* **Challenge**
Every line that holds the string "this" is to be identified and copied.

* **Data extracted from a collection**
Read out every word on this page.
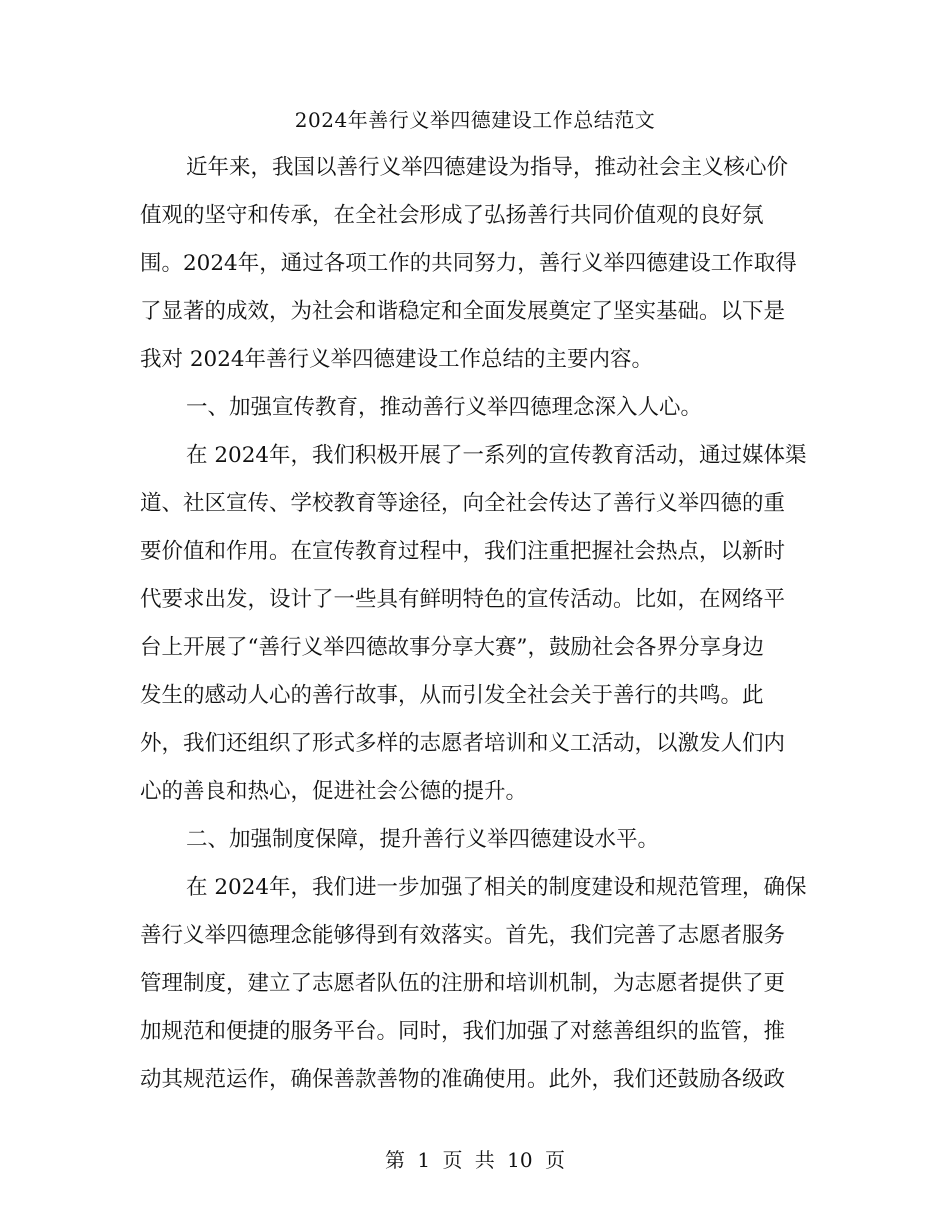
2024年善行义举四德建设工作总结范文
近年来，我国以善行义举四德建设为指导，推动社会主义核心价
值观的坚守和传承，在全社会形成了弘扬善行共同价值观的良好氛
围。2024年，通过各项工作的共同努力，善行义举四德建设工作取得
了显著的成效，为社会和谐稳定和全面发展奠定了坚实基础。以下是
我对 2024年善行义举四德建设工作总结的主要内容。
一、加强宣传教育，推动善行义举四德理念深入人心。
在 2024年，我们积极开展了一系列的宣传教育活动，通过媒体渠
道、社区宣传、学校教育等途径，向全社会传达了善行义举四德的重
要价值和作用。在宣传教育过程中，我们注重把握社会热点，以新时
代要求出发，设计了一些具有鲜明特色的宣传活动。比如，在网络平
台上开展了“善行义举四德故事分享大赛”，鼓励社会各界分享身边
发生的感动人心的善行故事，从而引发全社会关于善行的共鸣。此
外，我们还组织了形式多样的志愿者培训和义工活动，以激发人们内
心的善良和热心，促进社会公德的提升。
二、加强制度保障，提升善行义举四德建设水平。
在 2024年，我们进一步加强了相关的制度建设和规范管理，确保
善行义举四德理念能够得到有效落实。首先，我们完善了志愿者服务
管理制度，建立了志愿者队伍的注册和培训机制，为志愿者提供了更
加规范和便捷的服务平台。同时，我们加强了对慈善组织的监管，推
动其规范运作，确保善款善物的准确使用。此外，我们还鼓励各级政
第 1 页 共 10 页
---
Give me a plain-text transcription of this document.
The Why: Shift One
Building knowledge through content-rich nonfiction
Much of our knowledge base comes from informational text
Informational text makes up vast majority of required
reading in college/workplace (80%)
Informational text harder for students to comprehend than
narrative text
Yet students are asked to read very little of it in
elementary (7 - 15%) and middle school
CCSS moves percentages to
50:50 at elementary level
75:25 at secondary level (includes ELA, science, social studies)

* **Exercise response**
Read out every word on this page.
Give me a plain-text transcription of this document.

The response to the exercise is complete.